Gather each line containing the string "ceux" from these entries.

Excerpt from a dataset
# # # #

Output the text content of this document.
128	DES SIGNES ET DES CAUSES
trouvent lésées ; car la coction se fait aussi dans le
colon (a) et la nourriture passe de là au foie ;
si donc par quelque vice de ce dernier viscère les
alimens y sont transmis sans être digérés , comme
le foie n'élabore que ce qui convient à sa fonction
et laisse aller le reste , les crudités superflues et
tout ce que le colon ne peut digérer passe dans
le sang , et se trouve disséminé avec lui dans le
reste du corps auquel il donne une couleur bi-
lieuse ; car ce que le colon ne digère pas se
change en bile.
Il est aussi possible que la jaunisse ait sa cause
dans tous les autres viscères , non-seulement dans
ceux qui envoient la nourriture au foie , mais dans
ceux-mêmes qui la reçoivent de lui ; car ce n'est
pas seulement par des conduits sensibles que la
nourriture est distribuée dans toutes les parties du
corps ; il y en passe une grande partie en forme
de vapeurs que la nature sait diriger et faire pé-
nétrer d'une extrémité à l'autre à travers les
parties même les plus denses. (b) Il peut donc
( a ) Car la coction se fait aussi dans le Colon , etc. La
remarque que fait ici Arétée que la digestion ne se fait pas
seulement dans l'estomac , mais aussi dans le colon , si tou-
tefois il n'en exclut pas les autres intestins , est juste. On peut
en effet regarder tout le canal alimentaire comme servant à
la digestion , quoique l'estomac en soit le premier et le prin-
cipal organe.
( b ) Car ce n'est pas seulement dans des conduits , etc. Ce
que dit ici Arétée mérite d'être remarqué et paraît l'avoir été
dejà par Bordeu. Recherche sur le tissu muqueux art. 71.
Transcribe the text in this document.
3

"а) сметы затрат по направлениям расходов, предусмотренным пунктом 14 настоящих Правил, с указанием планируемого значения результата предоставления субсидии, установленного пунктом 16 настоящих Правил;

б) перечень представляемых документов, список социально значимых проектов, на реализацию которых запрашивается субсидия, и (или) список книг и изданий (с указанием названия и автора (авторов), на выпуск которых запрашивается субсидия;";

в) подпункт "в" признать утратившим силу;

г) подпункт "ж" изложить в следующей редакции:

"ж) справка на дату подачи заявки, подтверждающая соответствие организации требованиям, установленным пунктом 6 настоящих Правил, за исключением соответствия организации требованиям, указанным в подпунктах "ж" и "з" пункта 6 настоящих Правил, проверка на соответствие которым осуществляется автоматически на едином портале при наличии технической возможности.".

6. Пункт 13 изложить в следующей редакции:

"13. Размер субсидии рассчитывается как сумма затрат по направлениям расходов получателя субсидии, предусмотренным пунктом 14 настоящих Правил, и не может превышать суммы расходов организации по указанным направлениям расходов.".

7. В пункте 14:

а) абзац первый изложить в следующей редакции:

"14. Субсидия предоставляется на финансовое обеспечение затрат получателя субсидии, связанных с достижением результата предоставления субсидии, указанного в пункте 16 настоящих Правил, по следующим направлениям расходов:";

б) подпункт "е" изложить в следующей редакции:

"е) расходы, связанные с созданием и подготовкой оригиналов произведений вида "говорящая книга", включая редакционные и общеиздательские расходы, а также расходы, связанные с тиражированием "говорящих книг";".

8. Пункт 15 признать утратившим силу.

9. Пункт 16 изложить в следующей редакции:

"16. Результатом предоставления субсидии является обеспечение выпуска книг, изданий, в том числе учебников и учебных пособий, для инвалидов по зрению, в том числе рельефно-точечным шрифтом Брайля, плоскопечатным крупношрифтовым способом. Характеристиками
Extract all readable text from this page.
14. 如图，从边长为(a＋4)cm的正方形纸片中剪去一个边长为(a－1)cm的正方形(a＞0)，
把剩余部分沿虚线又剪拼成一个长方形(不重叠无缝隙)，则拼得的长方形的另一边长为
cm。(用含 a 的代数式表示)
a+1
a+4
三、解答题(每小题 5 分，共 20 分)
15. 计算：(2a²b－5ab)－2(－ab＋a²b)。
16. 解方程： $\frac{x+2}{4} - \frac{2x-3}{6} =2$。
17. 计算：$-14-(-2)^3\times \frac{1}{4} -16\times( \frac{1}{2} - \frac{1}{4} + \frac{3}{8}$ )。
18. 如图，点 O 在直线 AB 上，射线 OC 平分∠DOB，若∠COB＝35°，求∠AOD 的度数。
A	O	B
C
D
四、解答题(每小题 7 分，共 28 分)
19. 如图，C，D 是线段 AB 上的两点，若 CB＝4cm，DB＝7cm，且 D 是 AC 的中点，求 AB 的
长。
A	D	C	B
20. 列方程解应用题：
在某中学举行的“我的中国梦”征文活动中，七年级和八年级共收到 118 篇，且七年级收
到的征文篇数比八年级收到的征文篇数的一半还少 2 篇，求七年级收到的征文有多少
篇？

# # # #

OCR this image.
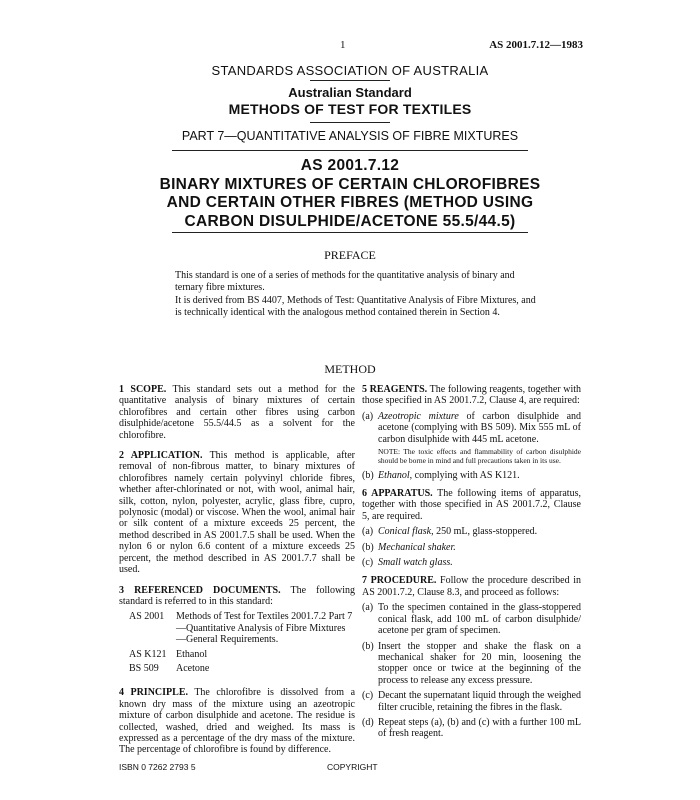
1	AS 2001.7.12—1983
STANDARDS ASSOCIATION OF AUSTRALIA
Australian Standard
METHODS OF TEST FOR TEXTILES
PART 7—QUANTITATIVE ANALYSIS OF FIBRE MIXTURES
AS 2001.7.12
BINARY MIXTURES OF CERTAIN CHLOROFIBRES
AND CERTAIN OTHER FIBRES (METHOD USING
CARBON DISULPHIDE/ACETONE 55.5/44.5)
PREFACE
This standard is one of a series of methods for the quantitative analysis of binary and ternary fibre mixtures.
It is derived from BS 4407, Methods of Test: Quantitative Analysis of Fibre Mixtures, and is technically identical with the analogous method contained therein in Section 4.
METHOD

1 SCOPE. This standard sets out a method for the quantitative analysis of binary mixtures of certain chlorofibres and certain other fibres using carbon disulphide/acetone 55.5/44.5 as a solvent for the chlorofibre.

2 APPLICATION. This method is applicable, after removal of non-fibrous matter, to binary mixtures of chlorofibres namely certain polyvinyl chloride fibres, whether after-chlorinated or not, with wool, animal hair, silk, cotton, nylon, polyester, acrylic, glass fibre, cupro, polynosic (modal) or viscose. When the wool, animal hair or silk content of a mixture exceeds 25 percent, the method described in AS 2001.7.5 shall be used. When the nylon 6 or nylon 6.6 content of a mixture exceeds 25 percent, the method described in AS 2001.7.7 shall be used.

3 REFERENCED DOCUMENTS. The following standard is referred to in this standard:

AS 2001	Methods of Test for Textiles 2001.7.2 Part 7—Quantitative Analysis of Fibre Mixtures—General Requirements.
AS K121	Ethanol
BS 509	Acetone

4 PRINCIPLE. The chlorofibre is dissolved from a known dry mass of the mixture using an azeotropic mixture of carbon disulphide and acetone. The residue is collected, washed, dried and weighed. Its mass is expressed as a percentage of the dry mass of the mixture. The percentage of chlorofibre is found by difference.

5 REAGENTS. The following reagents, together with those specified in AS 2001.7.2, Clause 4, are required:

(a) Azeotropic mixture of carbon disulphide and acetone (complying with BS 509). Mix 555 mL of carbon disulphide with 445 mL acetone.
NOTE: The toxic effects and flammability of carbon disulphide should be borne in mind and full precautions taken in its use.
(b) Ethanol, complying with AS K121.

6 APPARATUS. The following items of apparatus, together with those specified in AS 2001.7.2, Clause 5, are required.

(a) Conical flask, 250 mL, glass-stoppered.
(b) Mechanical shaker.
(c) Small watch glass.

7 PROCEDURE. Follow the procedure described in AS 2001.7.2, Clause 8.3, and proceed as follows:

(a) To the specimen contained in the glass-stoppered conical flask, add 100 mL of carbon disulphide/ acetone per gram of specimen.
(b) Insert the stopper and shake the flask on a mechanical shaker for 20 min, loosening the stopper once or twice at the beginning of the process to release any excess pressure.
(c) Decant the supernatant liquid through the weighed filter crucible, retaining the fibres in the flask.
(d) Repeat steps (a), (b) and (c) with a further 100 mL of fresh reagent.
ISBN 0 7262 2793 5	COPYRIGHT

# # # #

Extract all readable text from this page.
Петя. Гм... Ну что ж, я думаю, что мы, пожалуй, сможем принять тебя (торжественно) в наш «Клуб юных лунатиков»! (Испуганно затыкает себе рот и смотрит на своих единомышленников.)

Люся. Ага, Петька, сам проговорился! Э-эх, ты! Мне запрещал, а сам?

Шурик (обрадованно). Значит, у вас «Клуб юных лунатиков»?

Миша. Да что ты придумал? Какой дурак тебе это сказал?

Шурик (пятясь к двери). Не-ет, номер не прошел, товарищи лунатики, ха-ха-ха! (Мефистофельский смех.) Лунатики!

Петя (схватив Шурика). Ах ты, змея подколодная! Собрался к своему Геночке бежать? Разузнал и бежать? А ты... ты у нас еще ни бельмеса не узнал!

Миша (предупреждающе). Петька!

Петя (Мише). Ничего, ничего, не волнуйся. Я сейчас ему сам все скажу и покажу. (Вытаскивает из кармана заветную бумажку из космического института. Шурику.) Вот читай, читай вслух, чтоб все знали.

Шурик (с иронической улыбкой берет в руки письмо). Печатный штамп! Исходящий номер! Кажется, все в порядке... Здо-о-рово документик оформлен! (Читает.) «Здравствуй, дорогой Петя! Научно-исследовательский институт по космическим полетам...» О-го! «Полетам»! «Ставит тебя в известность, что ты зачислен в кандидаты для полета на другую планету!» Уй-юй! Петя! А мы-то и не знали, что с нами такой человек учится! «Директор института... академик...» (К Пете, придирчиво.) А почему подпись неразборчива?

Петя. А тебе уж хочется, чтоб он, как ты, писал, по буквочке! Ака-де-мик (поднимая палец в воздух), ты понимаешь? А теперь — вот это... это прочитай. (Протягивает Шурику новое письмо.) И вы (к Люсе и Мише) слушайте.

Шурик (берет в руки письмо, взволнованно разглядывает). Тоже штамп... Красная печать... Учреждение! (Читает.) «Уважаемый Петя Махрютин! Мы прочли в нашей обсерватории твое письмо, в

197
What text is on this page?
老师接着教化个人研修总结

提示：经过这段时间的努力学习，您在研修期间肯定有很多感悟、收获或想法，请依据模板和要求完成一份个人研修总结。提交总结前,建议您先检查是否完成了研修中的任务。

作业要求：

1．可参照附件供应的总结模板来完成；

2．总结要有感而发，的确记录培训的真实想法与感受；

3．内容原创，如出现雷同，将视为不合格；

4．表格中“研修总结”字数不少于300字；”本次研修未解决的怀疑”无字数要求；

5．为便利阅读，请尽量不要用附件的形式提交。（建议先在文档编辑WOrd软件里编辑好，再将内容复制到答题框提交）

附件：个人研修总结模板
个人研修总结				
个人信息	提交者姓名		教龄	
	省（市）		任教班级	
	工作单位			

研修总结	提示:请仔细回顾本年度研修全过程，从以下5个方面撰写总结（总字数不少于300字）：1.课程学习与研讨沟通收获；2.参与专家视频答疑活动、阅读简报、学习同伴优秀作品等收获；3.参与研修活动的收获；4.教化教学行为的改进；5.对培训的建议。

# # # #

ANSWER IN FULL →
ceux qui envoient la nourriture au foie , mais dans
ceux-mêmes qui la reçoivent de lui ; car ce n'est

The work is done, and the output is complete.